EXERCISE DESCRIPTION: Search the data for the string "Output" and gather each line it is in.
------ RECORDS FOR THIS TASK ------
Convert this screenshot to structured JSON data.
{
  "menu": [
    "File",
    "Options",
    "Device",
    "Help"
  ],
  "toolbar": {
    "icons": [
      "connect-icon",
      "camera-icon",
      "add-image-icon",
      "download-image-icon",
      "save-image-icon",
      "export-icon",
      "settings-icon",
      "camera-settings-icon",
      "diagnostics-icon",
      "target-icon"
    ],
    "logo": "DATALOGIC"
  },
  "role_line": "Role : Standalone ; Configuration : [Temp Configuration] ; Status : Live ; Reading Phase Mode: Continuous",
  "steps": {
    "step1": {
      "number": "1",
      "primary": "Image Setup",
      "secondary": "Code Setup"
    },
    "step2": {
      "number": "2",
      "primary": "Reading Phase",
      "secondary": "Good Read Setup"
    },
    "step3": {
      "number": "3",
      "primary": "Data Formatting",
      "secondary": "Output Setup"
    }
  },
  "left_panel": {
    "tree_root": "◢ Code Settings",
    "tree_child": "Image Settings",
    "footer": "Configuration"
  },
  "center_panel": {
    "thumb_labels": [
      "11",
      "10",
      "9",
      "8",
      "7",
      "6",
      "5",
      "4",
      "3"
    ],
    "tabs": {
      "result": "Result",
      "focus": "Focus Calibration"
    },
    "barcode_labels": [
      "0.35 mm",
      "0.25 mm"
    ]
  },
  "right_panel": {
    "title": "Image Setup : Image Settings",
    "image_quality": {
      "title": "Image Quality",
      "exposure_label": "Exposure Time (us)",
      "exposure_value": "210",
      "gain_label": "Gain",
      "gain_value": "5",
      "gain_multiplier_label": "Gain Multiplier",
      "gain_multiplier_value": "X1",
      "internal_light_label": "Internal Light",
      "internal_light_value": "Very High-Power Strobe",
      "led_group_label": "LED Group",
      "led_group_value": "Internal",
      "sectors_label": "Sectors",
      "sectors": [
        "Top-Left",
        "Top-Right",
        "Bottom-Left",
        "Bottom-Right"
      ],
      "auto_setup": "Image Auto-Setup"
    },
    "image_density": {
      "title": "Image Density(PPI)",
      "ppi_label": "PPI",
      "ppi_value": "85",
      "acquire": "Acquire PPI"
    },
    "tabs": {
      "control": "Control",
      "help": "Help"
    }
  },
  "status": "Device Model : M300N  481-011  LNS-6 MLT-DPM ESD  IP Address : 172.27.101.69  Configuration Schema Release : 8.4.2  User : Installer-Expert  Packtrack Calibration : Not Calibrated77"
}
------
------ RECORDS FOR THIS TASK ------
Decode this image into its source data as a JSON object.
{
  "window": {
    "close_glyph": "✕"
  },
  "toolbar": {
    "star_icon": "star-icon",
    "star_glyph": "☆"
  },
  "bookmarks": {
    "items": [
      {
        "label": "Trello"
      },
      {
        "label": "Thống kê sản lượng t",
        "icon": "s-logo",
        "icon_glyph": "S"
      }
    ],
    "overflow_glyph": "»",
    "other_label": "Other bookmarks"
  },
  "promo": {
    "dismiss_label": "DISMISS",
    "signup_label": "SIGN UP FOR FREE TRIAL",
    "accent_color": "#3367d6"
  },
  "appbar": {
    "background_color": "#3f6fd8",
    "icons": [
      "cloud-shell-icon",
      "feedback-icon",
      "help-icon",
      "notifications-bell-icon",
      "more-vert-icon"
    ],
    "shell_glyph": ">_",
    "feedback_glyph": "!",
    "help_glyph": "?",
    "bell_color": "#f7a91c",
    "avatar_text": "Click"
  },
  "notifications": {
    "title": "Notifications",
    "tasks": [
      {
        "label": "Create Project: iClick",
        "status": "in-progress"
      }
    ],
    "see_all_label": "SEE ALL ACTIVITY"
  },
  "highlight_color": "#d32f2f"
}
------
------ RECORDS FOR THIS TASK ------
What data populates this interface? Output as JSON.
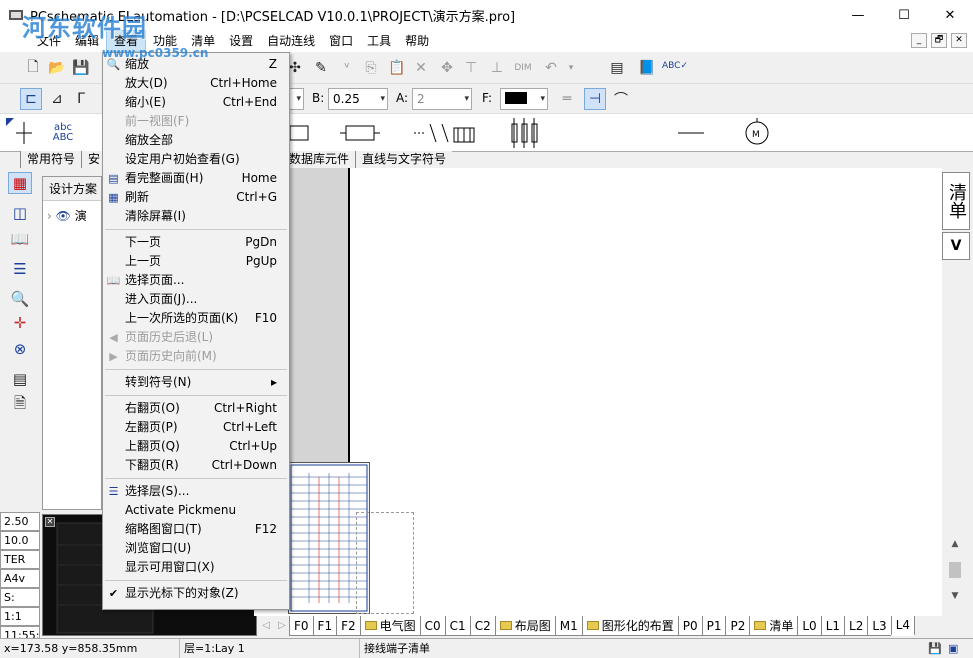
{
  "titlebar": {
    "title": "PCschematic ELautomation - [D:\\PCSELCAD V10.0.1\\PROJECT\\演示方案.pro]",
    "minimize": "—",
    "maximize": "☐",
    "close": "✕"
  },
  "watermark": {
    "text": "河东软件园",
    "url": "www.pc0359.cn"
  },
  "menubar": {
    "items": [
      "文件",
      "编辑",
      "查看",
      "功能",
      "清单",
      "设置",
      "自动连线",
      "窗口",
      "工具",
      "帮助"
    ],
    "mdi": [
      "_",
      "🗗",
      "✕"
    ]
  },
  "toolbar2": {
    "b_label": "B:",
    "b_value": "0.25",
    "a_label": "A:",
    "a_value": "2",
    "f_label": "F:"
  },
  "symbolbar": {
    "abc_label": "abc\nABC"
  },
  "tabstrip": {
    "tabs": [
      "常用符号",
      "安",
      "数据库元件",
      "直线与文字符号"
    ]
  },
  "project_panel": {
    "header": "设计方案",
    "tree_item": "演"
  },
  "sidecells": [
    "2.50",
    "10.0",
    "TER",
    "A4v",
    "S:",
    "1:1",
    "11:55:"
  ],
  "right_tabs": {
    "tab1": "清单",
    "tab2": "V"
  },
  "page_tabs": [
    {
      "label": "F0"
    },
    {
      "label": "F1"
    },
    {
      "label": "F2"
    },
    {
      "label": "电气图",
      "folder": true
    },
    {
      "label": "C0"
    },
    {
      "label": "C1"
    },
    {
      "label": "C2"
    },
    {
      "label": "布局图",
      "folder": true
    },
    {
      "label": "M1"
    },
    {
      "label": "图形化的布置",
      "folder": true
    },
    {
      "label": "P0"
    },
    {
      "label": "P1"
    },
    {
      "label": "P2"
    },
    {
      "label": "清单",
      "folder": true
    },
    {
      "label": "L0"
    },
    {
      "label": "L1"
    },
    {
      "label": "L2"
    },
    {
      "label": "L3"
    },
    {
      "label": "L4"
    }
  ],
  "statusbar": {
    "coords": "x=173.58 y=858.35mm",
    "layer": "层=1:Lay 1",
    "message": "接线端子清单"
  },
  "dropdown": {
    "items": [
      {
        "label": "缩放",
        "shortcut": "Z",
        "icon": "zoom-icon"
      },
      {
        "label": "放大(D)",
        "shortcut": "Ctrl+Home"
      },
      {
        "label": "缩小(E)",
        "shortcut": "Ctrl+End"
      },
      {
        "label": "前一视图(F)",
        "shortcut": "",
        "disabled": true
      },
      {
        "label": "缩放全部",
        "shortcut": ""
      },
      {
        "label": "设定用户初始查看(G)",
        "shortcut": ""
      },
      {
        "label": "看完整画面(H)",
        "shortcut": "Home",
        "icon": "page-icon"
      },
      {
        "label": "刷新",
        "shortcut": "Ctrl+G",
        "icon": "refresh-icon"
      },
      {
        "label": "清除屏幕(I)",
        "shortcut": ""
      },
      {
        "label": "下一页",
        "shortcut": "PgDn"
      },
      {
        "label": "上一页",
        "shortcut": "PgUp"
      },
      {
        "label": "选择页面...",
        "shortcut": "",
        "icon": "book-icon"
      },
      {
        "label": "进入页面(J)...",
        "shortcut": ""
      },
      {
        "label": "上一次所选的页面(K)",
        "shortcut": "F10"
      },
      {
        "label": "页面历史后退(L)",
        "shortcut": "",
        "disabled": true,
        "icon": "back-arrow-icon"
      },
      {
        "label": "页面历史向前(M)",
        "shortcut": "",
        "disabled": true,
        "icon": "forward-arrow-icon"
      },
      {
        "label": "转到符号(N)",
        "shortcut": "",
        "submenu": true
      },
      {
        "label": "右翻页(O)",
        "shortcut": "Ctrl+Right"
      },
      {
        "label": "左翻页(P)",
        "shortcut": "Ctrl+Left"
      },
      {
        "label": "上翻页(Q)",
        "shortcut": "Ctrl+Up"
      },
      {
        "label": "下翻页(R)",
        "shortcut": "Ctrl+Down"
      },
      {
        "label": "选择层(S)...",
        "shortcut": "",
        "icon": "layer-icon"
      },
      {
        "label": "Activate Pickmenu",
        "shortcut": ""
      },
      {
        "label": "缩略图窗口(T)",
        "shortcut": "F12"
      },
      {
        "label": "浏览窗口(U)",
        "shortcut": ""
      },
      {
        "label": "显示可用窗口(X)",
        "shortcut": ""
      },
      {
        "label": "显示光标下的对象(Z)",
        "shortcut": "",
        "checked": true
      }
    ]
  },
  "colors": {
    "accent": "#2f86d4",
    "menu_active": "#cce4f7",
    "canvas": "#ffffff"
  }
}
------
EXERCISE ANSWER:
      "secondary": "Output Setup"
What data populates this interface? Output as JSON.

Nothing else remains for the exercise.